INFORMATION SUPPLIED ▸
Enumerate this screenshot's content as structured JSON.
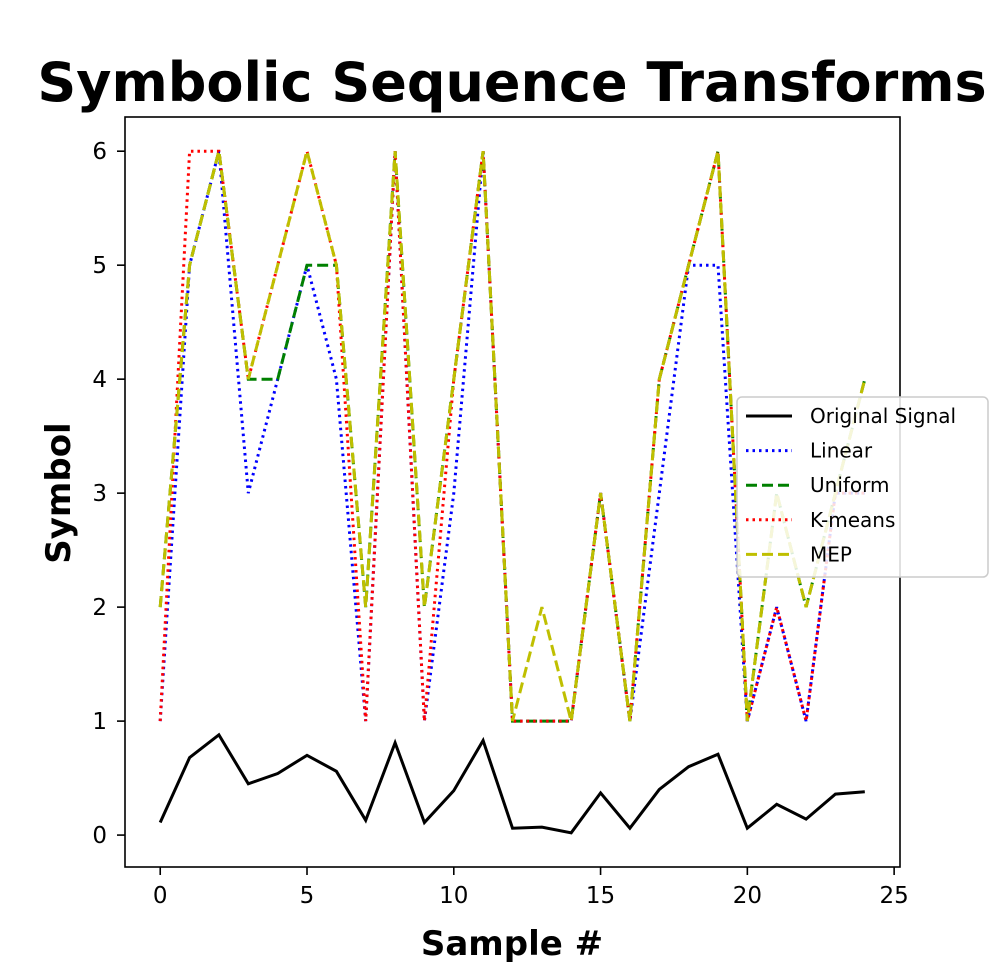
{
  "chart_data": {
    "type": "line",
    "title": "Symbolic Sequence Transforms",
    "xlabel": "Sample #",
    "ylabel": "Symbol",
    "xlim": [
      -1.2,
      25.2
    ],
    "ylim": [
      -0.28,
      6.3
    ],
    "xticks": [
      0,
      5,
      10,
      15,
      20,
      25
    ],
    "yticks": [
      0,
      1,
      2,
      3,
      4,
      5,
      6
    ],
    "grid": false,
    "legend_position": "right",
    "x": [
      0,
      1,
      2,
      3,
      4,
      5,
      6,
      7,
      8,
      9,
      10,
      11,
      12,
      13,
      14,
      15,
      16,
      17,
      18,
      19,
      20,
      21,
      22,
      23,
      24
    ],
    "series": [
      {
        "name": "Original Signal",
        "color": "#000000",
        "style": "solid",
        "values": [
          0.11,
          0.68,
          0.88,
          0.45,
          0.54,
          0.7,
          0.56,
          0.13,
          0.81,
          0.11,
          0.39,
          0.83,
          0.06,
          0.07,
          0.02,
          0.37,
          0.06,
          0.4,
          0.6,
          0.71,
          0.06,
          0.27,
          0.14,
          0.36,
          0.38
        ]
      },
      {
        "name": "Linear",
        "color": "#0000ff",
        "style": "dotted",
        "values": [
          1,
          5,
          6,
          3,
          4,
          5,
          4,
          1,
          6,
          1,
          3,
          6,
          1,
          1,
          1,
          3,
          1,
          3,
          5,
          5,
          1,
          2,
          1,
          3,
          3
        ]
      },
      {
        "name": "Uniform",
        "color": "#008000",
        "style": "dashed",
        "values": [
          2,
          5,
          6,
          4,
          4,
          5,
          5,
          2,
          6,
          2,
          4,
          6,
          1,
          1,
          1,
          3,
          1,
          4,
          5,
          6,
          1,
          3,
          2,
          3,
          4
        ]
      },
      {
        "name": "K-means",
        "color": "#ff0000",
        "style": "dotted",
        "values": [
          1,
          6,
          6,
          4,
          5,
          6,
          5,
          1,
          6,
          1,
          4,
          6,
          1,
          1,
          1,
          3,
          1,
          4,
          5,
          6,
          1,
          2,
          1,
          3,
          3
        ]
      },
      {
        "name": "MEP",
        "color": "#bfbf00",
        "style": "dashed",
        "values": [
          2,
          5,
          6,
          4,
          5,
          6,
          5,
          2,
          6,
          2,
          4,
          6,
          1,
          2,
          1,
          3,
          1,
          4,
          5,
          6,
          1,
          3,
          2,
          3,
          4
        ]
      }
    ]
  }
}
* * *
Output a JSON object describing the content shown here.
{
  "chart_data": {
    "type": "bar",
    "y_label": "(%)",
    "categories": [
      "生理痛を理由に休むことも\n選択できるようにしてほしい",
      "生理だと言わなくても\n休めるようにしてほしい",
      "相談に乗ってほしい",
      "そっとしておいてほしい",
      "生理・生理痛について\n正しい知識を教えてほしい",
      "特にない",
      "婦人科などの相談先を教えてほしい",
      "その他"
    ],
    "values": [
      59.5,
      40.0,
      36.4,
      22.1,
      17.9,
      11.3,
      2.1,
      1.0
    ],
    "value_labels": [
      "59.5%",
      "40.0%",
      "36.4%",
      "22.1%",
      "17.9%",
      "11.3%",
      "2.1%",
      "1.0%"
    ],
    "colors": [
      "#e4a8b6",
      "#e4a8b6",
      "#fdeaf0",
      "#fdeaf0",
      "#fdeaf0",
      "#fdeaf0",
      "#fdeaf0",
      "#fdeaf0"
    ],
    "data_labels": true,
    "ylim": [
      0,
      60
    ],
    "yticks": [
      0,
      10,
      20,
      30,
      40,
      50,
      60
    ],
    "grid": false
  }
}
---
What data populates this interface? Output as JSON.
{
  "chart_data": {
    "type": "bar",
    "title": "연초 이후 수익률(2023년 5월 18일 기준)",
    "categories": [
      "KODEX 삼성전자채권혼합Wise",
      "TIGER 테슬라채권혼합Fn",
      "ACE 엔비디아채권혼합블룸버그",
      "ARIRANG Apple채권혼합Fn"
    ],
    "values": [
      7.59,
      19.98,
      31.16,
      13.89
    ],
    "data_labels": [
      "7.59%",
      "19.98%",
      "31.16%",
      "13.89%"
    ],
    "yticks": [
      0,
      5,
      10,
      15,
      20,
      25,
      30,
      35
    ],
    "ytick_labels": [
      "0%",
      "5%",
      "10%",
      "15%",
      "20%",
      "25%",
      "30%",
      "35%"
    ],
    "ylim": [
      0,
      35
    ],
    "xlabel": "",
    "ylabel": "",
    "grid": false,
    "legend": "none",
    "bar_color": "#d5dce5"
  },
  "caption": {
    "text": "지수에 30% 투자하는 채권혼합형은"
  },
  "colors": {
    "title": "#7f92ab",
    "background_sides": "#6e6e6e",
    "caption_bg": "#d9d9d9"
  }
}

STATED EXERCISE ▸ In the entries above, find each line with the word "name" and show it.

WORKED SOLUTION ▸
        "name": "Original Signal",
        "name": "Linear",
        "name": "Uniform",
        "name": "K-means",
        "name": "MEP",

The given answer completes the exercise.